> **Saved entries**
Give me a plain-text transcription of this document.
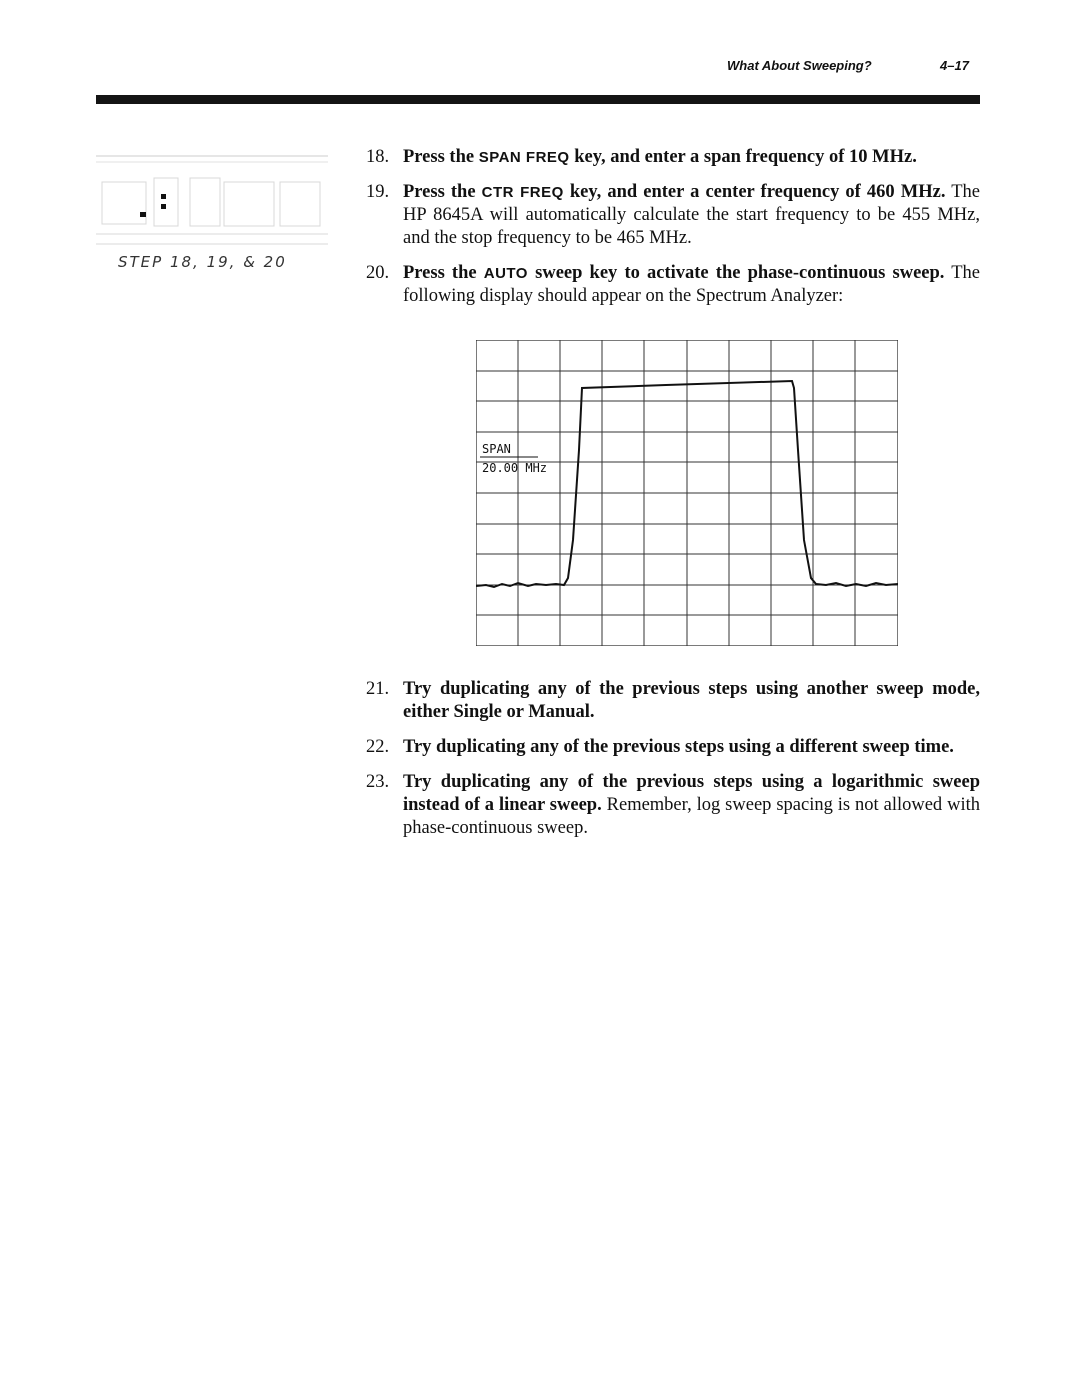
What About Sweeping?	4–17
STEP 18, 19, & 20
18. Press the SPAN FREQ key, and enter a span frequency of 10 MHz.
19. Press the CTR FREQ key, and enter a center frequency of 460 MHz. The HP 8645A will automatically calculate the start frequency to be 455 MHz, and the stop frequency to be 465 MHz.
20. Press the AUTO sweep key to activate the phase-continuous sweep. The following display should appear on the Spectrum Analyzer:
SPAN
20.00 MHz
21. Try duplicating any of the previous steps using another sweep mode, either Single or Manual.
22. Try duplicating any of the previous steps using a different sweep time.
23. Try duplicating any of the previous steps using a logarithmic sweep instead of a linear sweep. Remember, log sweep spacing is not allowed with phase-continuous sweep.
==
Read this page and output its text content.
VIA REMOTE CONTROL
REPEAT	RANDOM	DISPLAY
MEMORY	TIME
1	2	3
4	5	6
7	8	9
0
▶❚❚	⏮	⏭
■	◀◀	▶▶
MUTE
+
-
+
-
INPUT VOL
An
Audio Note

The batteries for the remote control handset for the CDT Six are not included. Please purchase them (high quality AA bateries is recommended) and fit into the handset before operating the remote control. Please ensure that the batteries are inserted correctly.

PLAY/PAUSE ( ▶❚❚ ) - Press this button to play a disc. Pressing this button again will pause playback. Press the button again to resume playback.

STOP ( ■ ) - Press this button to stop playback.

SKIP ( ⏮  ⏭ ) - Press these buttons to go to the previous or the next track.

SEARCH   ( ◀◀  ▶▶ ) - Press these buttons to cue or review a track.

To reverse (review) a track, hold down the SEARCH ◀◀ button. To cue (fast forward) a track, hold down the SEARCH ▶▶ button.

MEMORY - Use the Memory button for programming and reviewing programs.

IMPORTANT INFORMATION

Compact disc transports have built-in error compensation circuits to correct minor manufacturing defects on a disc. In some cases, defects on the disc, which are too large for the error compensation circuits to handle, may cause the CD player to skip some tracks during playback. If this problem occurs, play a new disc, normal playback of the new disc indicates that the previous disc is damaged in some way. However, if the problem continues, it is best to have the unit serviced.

> **INSTRUCTIONS TO FOLLOW**
Return nothing except the number of lines that include the string "will".

> **RESPONSE TO THIS EXERCISE**
2